For the copy, please give all of the data again exactly and leave the pictures out.

— START Data for this task —

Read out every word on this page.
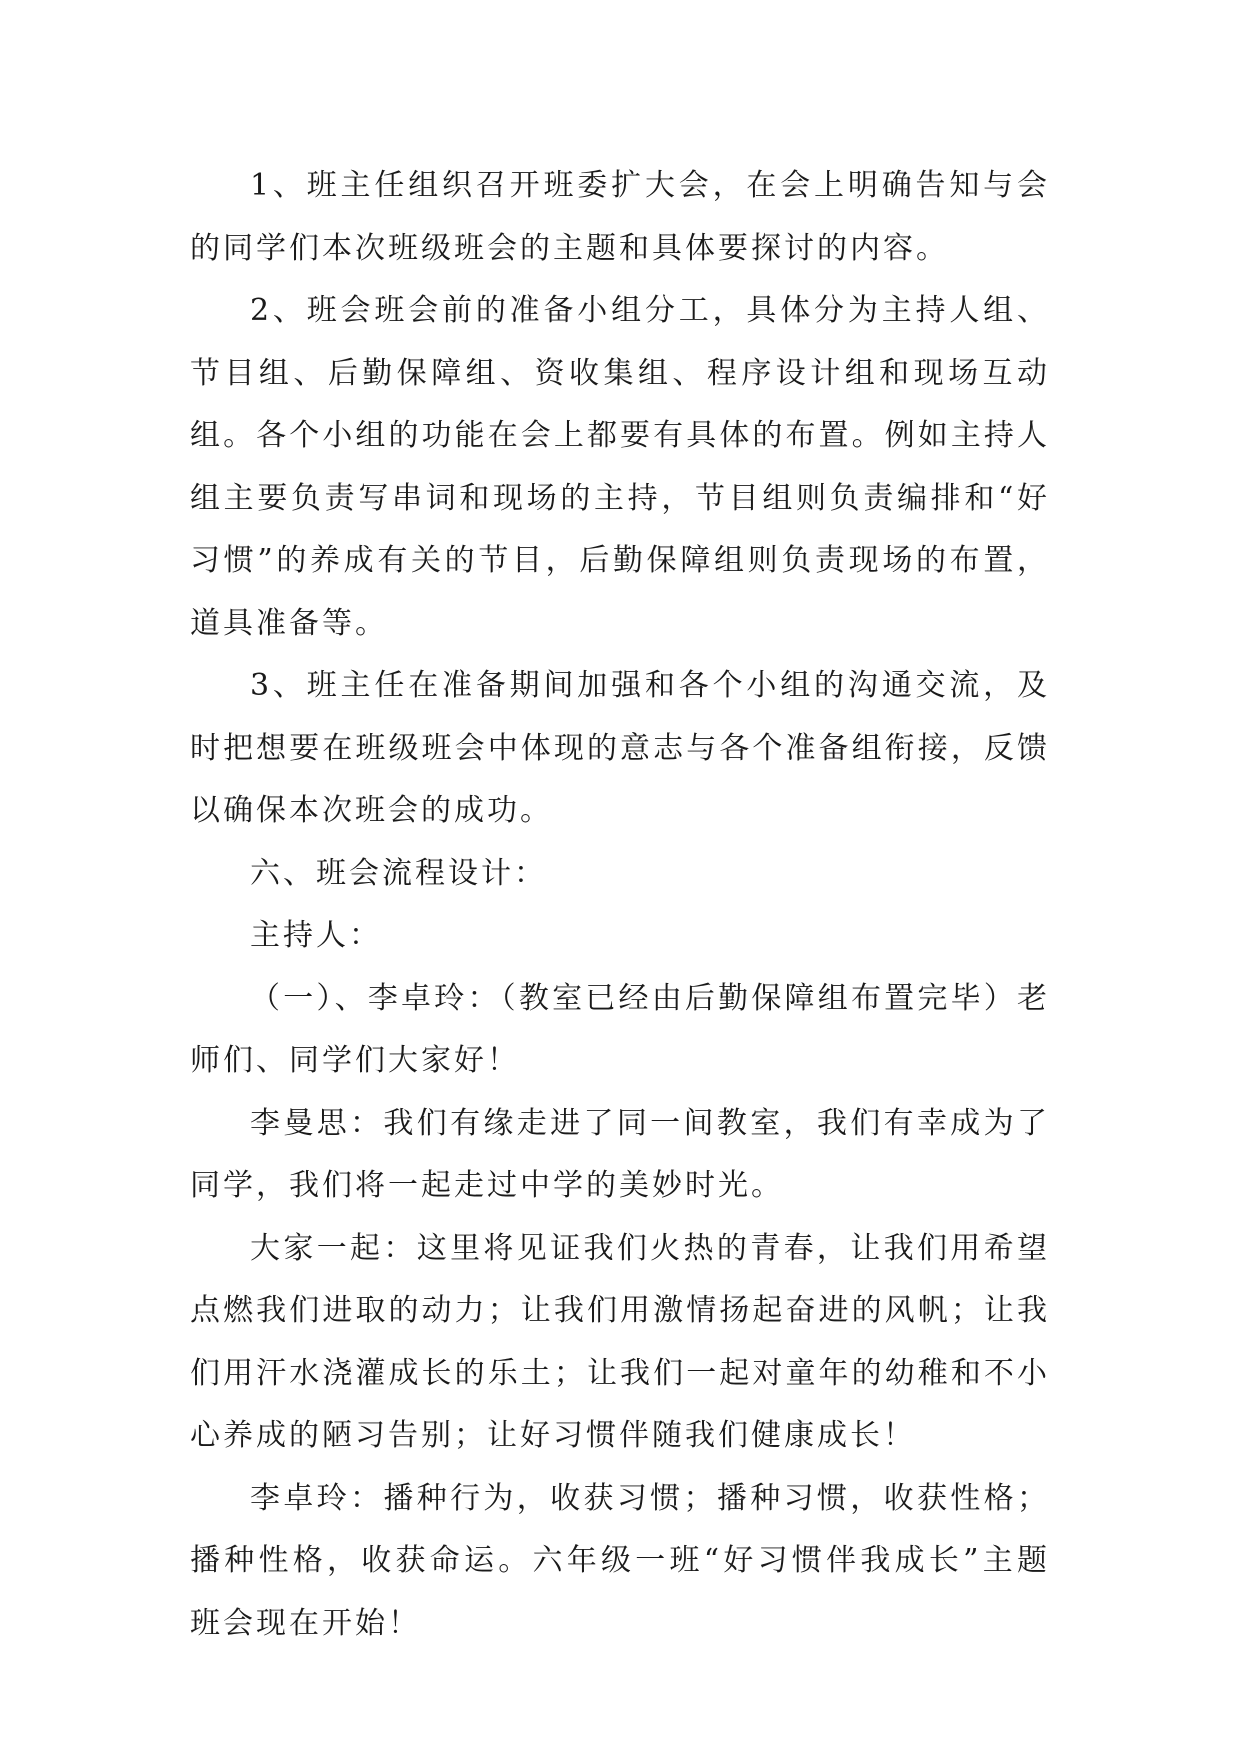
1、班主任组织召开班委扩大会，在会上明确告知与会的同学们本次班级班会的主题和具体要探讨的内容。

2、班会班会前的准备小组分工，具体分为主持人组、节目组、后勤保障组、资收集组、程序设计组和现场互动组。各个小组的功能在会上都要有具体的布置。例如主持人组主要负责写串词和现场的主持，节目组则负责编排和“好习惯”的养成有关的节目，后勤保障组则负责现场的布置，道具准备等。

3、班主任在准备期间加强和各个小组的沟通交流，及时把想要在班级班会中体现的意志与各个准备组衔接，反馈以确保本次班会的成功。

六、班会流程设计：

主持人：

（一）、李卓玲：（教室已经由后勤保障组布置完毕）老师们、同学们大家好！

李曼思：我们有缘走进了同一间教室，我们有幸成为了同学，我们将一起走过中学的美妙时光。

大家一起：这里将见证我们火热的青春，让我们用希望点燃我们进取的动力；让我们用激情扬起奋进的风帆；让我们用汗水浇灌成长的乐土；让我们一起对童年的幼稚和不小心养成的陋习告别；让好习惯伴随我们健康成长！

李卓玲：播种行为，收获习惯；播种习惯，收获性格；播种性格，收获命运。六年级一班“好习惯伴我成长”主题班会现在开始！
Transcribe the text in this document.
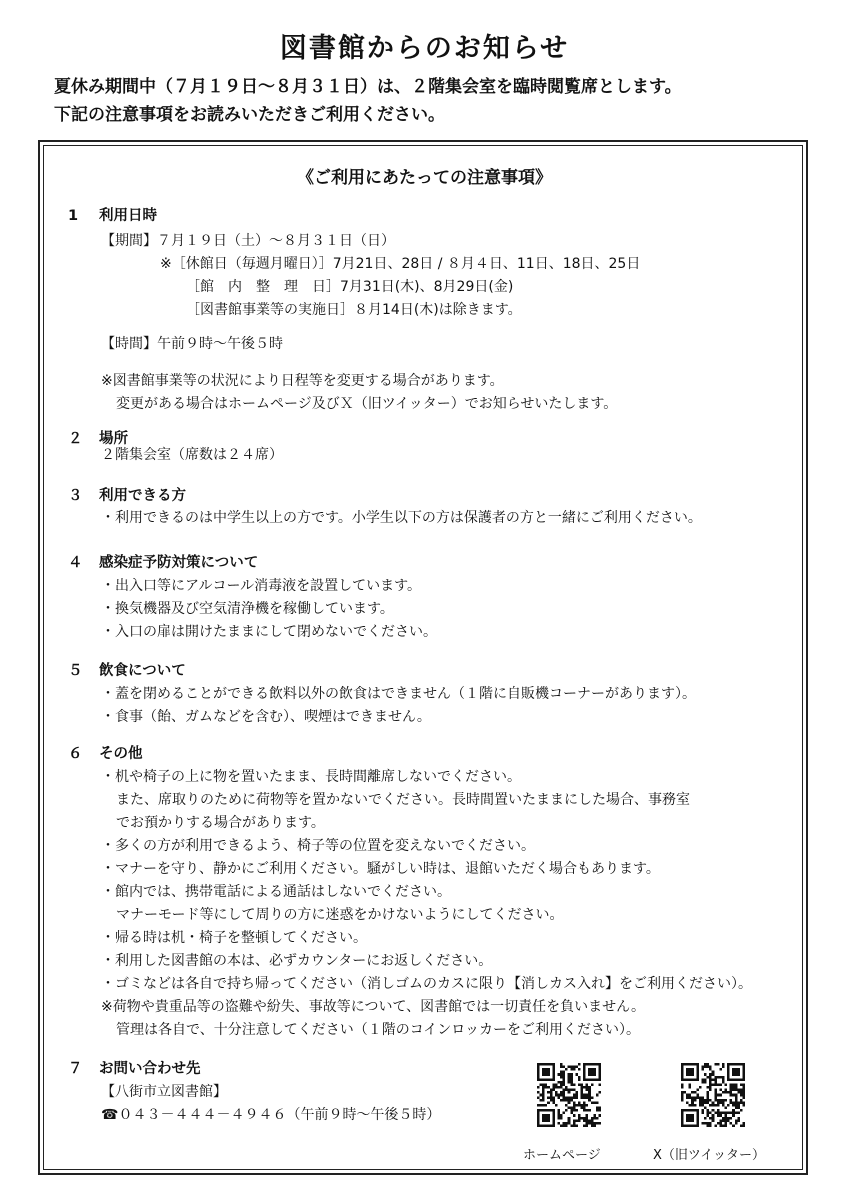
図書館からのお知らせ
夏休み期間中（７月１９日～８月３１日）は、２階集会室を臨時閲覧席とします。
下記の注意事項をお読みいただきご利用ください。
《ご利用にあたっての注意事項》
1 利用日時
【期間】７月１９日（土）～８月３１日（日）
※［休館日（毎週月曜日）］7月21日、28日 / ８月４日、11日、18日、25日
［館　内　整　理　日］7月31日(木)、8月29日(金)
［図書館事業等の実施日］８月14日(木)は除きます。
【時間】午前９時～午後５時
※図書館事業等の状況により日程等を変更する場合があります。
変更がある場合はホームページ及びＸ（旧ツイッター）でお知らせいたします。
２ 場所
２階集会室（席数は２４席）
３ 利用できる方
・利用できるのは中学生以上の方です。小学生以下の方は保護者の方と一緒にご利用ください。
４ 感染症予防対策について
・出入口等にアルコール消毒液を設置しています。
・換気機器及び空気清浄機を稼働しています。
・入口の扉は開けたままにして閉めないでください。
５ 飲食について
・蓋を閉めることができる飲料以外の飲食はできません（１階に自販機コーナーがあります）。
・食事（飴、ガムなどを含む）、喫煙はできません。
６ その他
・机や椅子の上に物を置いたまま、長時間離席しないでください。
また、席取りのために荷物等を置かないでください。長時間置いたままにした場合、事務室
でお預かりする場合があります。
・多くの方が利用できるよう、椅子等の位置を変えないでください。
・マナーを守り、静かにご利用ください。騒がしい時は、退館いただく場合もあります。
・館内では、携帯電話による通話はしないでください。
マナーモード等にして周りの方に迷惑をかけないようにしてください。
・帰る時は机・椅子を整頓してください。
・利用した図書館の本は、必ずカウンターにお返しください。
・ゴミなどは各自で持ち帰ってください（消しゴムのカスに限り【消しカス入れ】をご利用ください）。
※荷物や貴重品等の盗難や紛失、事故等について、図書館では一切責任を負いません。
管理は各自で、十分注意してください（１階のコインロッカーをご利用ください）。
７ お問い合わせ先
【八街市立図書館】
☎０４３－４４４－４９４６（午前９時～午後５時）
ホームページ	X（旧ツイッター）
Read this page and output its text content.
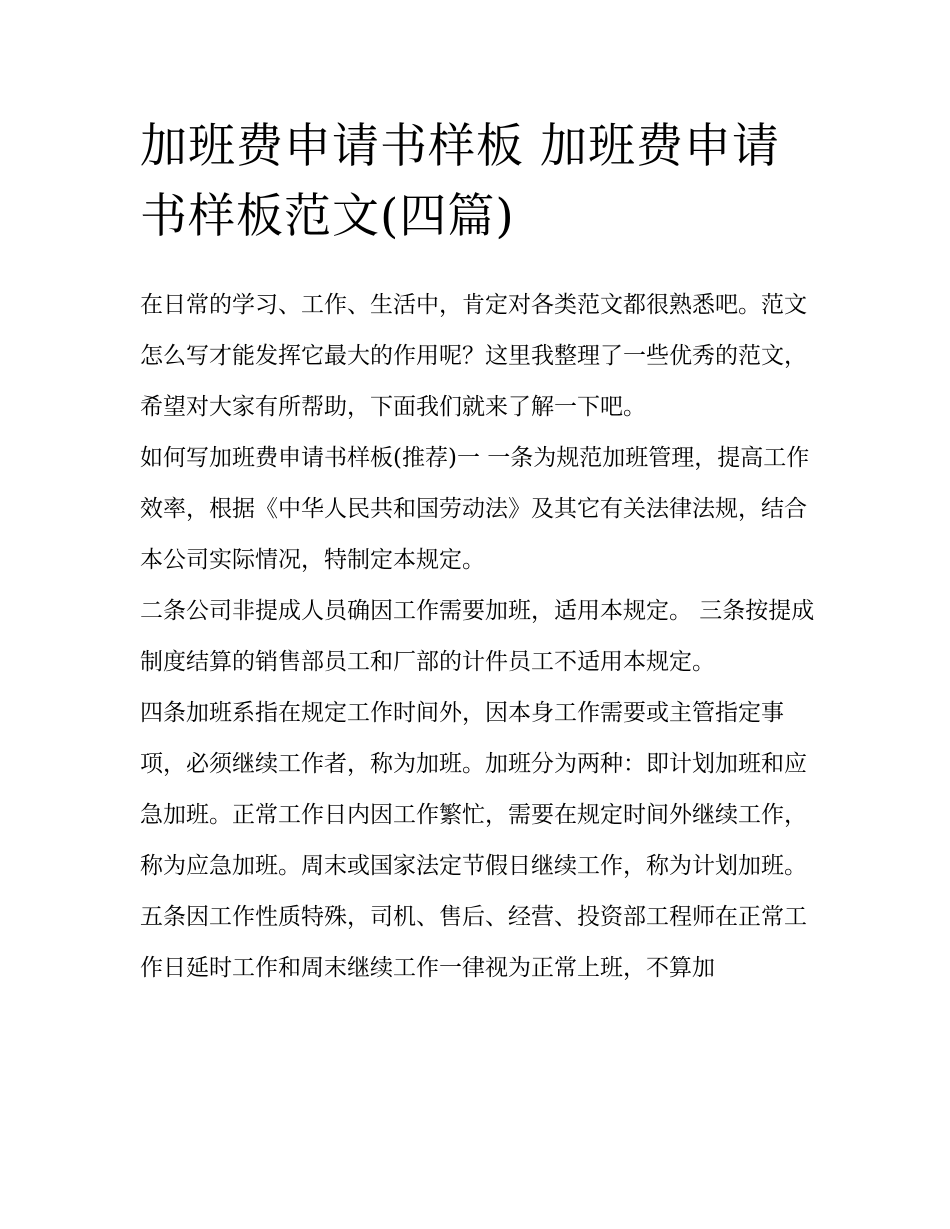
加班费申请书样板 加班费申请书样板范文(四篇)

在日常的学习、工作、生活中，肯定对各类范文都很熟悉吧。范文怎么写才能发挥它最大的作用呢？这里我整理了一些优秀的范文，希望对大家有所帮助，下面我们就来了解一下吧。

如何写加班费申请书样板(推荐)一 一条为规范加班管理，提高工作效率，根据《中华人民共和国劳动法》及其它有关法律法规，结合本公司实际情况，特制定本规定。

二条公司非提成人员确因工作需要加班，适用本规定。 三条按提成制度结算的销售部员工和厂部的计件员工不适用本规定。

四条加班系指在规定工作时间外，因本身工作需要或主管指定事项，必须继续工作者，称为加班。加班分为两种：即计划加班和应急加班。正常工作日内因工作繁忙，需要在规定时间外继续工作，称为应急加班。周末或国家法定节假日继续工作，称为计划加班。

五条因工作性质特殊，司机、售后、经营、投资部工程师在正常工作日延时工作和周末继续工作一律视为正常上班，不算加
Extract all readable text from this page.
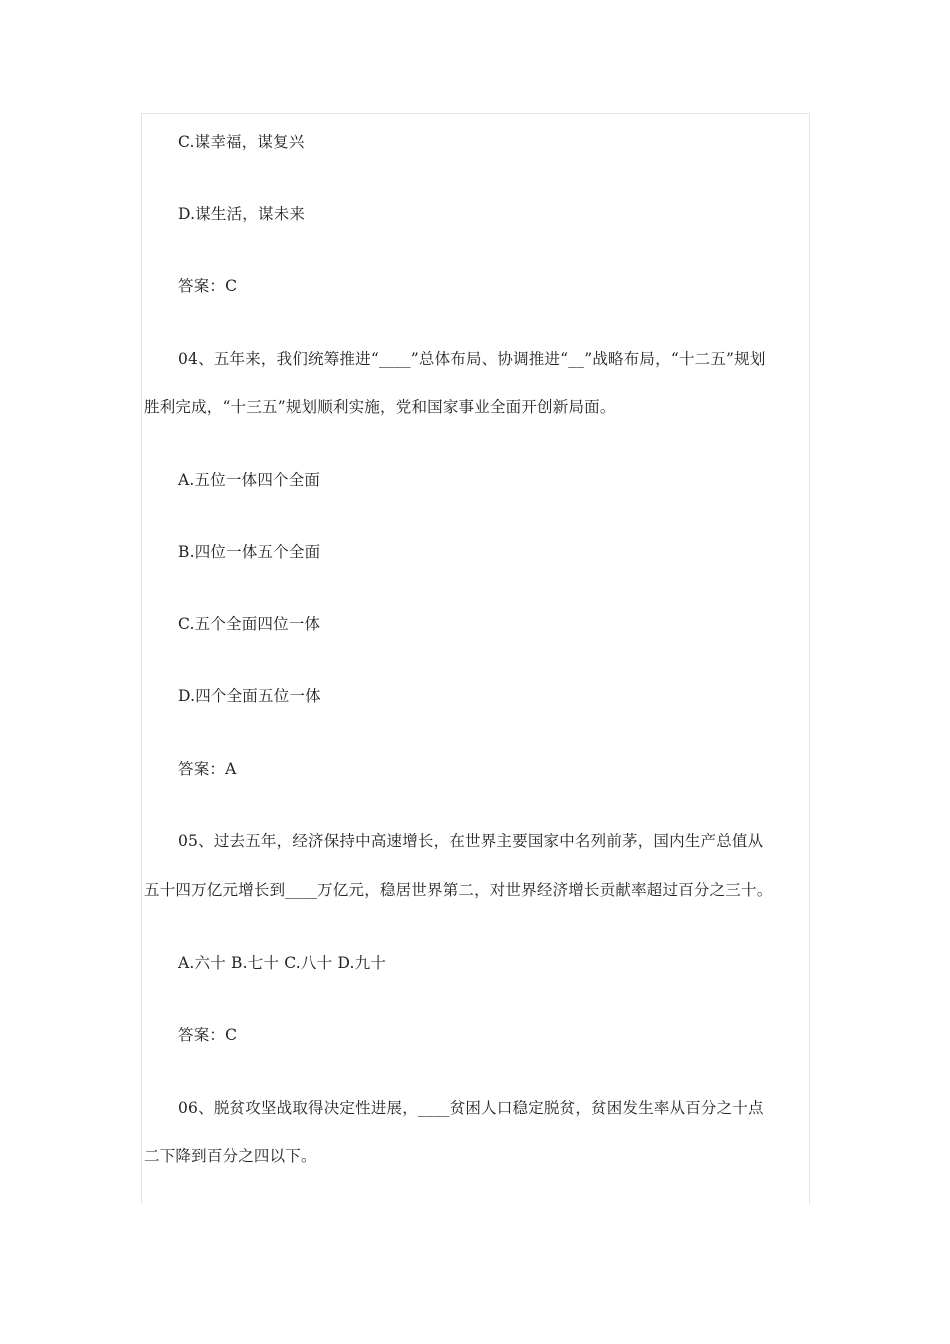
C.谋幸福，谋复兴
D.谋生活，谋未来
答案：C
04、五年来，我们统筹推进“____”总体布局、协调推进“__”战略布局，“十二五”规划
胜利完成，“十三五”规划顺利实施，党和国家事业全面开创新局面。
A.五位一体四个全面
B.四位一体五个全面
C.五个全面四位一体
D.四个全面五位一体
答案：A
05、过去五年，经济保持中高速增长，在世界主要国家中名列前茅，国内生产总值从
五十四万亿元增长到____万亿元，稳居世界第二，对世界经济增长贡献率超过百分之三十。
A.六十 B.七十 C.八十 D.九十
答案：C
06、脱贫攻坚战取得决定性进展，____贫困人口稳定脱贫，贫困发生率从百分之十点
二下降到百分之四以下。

— END Data for this task —

> **Reply to the exercise**:
Read out every word on this page.
1、班主任组织召开班委扩大会，在会上明确告知与会的同学们本次班级班会的主题和具体要探讨的内容。

2、班会班会前的准备小组分工，具体分为主持人组、节目组、后勤保障组、资收集组、程序设计组和现场互动组。各个小组的功能在会上都要有具体的布置。例如主持人组主要负责写串词和现场的主持，节目组则负责编排和“好习惯”的养成有关的节目，后勤保障组则负责现场的布置，道具准备等。

3、班主任在准备期间加强和各个小组的沟通交流，及时把想要在班级班会中体现的意志与各个准备组衔接，反馈以确保本次班会的成功。

六、班会流程设计：

主持人：

（一）、李卓玲：（教室已经由后勤保障组布置完毕）老师们、同学们大家好！

李曼思：我们有缘走进了同一间教室，我们有幸成为了同学，我们将一起走过中学的美妙时光。

大家一起：这里将见证我们火热的青春，让我们用希望点燃我们进取的动力；让我们用激情扬起奋进的风帆；让我们用汗水浇灌成长的乐土；让我们一起对童年的幼稚和不小心养成的陋习告别；让好习惯伴随我们健康成长！

李卓玲：播种行为，收获习惯；播种习惯，收获性格；播种性格，收获命运。六年级一班“好习惯伴我成长”主题班会现在开始！
Transcribe the text in this document.
図書館からのお知らせ
夏休み期間中（７月１９日～８月３１日）は、２階集会室を臨時閲覧席とします。
下記の注意事項をお読みいただきご利用ください。
《ご利用にあたっての注意事項》
1 利用日時
【期間】７月１９日（土）～８月３１日（日）
※［休館日（毎週月曜日）］7月21日、28日 / ８月４日、11日、18日、25日
［館　内　整　理　日］7月31日(木)、8月29日(金)
［図書館事業等の実施日］８月14日(木)は除きます。
【時間】午前９時～午後５時
※図書館事業等の状況により日程等を変更する場合があります。
変更がある場合はホームページ及びＸ（旧ツイッター）でお知らせいたします。
２ 場所
２階集会室（席数は２４席）
３ 利用できる方
・利用できるのは中学生以上の方です。小学生以下の方は保護者の方と一緒にご利用ください。
４ 感染症予防対策について
・出入口等にアルコール消毒液を設置しています。
・換気機器及び空気清浄機を稼働しています。
・入口の扉は開けたままにして閉めないでください。
５ 飲食について
・蓋を閉めることができる飲料以外の飲食はできません（１階に自販機コーナーがあります）。
・食事（飴、ガムなどを含む）、喫煙はできません。
６ その他
・机や椅子の上に物を置いたまま、長時間離席しないでください。
また、席取りのために荷物等を置かないでください。長時間置いたままにした場合、事務室
でお預かりする場合があります。
・多くの方が利用できるよう、椅子等の位置を変えないでください。
・マナーを守り、静かにご利用ください。騒がしい時は、退館いただく場合もあります。
・館内では、携帯電話による通話はしないでください。
マナーモード等にして周りの方に迷惑をかけないようにしてください。
・帰る時は机・椅子を整頓してください。
・利用した図書館の本は、必ずカウンターにお返しください。
・ゴミなどは各自で持ち帰ってください（消しゴムのカスに限り【消しカス入れ】をご利用ください）。
※荷物や貴重品等の盗難や紛失、事故等について、図書館では一切責任を負いません。
管理は各自で、十分注意してください（１階のコインロッカーをご利用ください）。
７ お問い合わせ先
【八街市立図書館】
☎０４３－４４４－４９４６（午前９時～午後５時）
ホームページ	X（旧ツイッター）
Read this page and output its text content.
加班费申请书样板 加班费申请书样板范文(四篇)

在日常的学习、工作、生活中，肯定对各类范文都很熟悉吧。范文怎么写才能发挥它最大的作用呢？这里我整理了一些优秀的范文，希望对大家有所帮助，下面我们就来了解一下吧。

如何写加班费申请书样板(推荐)一 一条为规范加班管理，提高工作效率，根据《中华人民共和国劳动法》及其它有关法律法规，结合本公司实际情况，特制定本规定。

二条公司非提成人员确因工作需要加班，适用本规定。 三条按提成制度结算的销售部员工和厂部的计件员工不适用本规定。

四条加班系指在规定工作时间外，因本身工作需要或主管指定事项，必须继续工作者，称为加班。加班分为两种：即计划加班和应急加班。正常工作日内因工作繁忙，需要在规定时间外继续工作，称为应急加班。周末或国家法定节假日继续工作，称为计划加班。

五条因工作性质特殊，司机、售后、经营、投资部工程师在正常工作日延时工作和周末继续工作一律视为正常上班，不算加
Extract all readable text from this page.
C.谋幸福，谋复兴
D.谋生活，谋未来
答案：C
04、五年来，我们统筹推进“____”总体布局、协调推进“__”战略布局，“十二五”规划
胜利完成，“十三五”规划顺利实施，党和国家事业全面开创新局面。
A.五位一体四个全面
B.四位一体五个全面
C.五个全面四位一体
D.四个全面五位一体
答案：A
05、过去五年，经济保持中高速增长，在世界主要国家中名列前茅，国内生产总值从
五十四万亿元增长到____万亿元，稳居世界第二，对世界经济增长贡献率超过百分之三十。
A.六十 B.七十 C.八十 D.九十
答案：C
06、脱贫攻坚战取得决定性进展，____贫困人口稳定脱贫，贫困发生率从百分之十点
二下降到百分之四以下。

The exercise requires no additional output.